The data
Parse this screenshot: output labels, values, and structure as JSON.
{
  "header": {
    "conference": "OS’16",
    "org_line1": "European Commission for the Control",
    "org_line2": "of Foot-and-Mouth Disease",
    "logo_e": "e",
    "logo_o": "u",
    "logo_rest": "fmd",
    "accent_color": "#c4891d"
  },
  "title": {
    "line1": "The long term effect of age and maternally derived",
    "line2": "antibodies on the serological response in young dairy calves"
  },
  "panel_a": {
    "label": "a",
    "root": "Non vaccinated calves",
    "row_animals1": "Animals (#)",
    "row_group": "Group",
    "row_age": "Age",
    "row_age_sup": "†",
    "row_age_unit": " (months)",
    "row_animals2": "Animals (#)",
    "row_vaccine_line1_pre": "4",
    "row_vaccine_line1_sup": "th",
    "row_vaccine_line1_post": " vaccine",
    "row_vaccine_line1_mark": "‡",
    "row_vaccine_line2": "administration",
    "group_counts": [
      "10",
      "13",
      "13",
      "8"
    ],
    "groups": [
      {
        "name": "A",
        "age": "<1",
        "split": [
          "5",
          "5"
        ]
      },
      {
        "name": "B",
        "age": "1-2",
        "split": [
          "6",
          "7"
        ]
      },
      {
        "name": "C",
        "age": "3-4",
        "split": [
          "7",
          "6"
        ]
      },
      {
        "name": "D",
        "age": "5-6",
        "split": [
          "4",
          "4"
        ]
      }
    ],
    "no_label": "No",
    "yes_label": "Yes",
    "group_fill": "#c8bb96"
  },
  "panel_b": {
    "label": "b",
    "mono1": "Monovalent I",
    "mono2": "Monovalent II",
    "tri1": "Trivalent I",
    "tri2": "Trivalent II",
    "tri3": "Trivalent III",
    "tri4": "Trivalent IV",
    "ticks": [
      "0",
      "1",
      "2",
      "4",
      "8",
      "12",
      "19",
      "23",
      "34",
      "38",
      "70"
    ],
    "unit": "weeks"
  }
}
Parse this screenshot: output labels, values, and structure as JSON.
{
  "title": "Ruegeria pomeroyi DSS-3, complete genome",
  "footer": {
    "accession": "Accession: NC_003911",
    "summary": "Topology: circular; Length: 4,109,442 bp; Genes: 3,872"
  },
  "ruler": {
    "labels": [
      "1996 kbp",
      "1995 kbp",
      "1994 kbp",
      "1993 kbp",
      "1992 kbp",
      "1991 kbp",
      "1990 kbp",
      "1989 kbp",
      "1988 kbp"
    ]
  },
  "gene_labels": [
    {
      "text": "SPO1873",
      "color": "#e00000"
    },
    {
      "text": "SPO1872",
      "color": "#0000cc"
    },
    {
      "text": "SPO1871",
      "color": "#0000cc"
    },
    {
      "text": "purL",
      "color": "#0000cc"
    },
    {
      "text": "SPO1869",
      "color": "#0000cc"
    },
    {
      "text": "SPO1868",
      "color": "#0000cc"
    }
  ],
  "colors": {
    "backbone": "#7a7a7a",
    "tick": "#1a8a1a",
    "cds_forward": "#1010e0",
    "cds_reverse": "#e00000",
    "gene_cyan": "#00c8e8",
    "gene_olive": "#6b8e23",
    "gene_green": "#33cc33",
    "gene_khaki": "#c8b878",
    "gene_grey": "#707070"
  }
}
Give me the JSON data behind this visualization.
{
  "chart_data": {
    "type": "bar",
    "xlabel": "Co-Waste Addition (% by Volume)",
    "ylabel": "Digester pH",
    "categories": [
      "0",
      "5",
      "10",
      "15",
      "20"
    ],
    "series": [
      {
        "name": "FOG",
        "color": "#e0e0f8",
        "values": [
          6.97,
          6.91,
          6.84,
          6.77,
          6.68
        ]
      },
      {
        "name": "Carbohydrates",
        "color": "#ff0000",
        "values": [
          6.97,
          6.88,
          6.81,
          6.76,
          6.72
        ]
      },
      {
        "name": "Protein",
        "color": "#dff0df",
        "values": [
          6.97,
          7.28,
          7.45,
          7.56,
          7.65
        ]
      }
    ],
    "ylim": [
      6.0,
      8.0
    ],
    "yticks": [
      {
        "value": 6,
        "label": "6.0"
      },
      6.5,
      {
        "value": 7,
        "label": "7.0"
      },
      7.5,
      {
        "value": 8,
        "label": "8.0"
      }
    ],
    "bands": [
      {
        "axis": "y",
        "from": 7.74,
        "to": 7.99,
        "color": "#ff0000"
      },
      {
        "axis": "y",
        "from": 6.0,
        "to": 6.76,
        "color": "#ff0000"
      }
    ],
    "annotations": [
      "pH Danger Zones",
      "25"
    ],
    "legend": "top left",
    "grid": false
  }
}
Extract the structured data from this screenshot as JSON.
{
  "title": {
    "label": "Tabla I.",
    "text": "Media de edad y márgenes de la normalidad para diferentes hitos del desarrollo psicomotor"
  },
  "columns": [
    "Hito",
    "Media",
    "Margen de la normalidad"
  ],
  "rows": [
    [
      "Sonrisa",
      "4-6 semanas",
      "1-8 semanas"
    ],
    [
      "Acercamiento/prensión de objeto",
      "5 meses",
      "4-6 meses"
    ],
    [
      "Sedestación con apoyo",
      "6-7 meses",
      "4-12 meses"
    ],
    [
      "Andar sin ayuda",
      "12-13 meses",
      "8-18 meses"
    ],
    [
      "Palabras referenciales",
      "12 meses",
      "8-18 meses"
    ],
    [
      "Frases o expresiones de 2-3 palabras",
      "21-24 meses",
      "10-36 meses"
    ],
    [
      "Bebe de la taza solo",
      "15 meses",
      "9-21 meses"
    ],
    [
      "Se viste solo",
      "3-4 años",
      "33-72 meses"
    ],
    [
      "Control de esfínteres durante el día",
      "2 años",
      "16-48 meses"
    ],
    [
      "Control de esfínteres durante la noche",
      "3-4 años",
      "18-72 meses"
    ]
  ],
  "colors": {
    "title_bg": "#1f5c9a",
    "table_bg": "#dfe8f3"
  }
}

Description of the task
Provide only the count of lines above in which the word "durante" occurs.

Exercise response
2